** Dataset entries **

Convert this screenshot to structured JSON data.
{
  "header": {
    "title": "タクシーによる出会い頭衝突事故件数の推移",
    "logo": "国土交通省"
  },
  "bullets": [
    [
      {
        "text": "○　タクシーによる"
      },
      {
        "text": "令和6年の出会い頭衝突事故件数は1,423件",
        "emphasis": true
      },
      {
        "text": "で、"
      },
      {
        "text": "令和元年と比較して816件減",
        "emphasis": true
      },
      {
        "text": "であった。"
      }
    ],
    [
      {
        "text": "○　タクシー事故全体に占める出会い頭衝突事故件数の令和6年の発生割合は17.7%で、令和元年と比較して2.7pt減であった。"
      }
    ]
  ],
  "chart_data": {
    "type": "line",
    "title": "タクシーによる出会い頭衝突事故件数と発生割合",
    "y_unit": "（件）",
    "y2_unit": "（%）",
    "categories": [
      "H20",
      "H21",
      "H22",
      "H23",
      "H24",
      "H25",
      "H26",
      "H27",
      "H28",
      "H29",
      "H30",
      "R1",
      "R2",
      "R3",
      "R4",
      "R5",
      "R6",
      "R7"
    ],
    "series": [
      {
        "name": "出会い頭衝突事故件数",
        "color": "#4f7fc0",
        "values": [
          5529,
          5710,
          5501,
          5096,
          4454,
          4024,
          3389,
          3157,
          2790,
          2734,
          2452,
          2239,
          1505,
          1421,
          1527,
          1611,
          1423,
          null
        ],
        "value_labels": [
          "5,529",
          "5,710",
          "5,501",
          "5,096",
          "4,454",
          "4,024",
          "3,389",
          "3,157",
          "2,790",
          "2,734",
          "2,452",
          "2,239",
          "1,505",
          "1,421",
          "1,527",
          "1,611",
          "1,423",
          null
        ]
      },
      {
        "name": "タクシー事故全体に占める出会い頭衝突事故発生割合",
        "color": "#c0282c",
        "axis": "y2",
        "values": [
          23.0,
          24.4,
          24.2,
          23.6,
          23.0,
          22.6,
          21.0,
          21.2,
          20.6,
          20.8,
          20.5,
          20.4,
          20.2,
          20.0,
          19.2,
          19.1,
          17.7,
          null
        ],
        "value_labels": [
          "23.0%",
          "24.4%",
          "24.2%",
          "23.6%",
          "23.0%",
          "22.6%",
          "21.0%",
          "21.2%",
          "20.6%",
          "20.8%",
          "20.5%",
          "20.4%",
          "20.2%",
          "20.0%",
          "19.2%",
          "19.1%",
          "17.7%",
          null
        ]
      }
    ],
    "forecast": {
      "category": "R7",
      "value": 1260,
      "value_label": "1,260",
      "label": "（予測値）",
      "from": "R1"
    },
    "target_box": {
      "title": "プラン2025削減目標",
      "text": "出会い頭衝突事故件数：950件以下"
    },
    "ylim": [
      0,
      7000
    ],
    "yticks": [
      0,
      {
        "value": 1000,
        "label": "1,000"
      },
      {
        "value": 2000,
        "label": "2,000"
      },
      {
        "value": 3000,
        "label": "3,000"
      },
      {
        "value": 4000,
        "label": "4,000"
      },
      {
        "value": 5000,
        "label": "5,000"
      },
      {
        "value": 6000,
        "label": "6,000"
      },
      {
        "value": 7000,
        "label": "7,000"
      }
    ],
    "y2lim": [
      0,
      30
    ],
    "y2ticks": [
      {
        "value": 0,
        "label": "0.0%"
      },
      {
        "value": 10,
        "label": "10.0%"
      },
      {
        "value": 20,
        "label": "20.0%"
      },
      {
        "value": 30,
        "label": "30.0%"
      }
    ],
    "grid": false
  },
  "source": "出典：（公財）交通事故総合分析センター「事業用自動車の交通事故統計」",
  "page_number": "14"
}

** Work to complete **
Output the records verbatim, from the first line to the last.

** Result for this task **
Convert this screenshot to structured JSON data.
{
  "header": {
    "title": "タクシーによる出会い頭衝突事故件数の推移",
    "logo": "国土交通省"
  },
  "bullets": [
    [
      {
        "text": "○　タクシーによる"
      },
      {
        "text": "令和6年の出会い頭衝突事故件数は1,423件",
        "emphasis": true
      },
      {
        "text": "で、"
      },
      {
        "text": "令和元年と比較して816件減",
        "emphasis": true
      },
      {
        "text": "であった。"
      }
    ],
    [
      {
        "text": "○　タクシー事故全体に占める出会い頭衝突事故件数の令和6年の発生割合は17.7%で、令和元年と比較して2.7pt減であった。"
      }
    ]
  ],
  "chart_data": {
    "type": "line",
    "title": "タクシーによる出会い頭衝突事故件数と発生割合",
    "y_unit": "（件）",
    "y2_unit": "（%）",
    "categories": [
      "H20",
      "H21",
      "H22",
      "H23",
      "H24",
      "H25",
      "H26",
      "H27",
      "H28",
      "H29",
      "H30",
      "R1",
      "R2",
      "R3",
      "R4",
      "R5",
      "R6",
      "R7"
    ],
    "series": [
      {
        "name": "出会い頭衝突事故件数",
        "color": "#4f7fc0",
        "values": [
          5529,
          5710,
          5501,
          5096,
          4454,
          4024,
          3389,
          3157,
          2790,
          2734,
          2452,
          2239,
          1505,
          1421,
          1527,
          1611,
          1423,
          null
        ],
        "value_labels": [
          "5,529",
          "5,710",
          "5,501",
          "5,096",
          "4,454",
          "4,024",
          "3,389",
          "3,157",
          "2,790",
          "2,734",
          "2,452",
          "2,239",
          "1,505",
          "1,421",
          "1,527",
          "1,611",
          "1,423",
          null
        ]
      },
      {
        "name": "タクシー事故全体に占める出会い頭衝突事故発生割合",
        "color": "#c0282c",
        "axis": "y2",
        "values": [
          23.0,
          24.4,
          24.2,
          23.6,
          23.0,
          22.6,
          21.0,
          21.2,
          20.6,
          20.8,
          20.5,
          20.4,
          20.2,
          20.0,
          19.2,
          19.1,
          17.7,
          null
        ],
        "value_labels": [
          "23.0%",
          "24.4%",
          "24.2%",
          "23.6%",
          "23.0%",
          "22.6%",
          "21.0%",
          "21.2%",
          "20.6%",
          "20.8%",
          "20.5%",
          "20.4%",
          "20.2%",
          "20.0%",
          "19.2%",
          "19.1%",
          "17.7%",
          null
        ]
      }
    ],
    "forecast": {
      "category": "R7",
      "value": 1260,
      "value_label": "1,260",
      "label": "（予測値）",
      "from": "R1"
    },
    "target_box": {
      "title": "プラン2025削減目標",
      "text": "出会い頭衝突事故件数：950件以下"
    },
    "ylim": [
      0,
      7000
    ],
    "yticks": [
      0,
      {
        "value": 1000,
        "label": "1,000"
      },
      {
        "value": 2000,
        "label": "2,000"
      },
      {
        "value": 3000,
        "label": "3,000"
      },
      {
        "value": 4000,
        "label": "4,000"
      },
      {
        "value": 5000,
        "label": "5,000"
      },
      {
        "value": 6000,
        "label": "6,000"
      },
      {
        "value": 7000,
        "label": "7,000"
      }
    ],
    "y2lim": [
      0,
      30
    ],
    "y2ticks": [
      {
        "value": 0,
        "label": "0.0%"
      },
      {
        "value": 10,
        "label": "10.0%"
      },
      {
        "value": 20,
        "label": "20.0%"
      },
      {
        "value": 30,
        "label": "30.0%"
      }
    ],
    "grid": false
  },
  "source": "出典：（公財）交通事故総合分析センター「事業用自動車の交通事故統計」",
  "page_number": "14"
}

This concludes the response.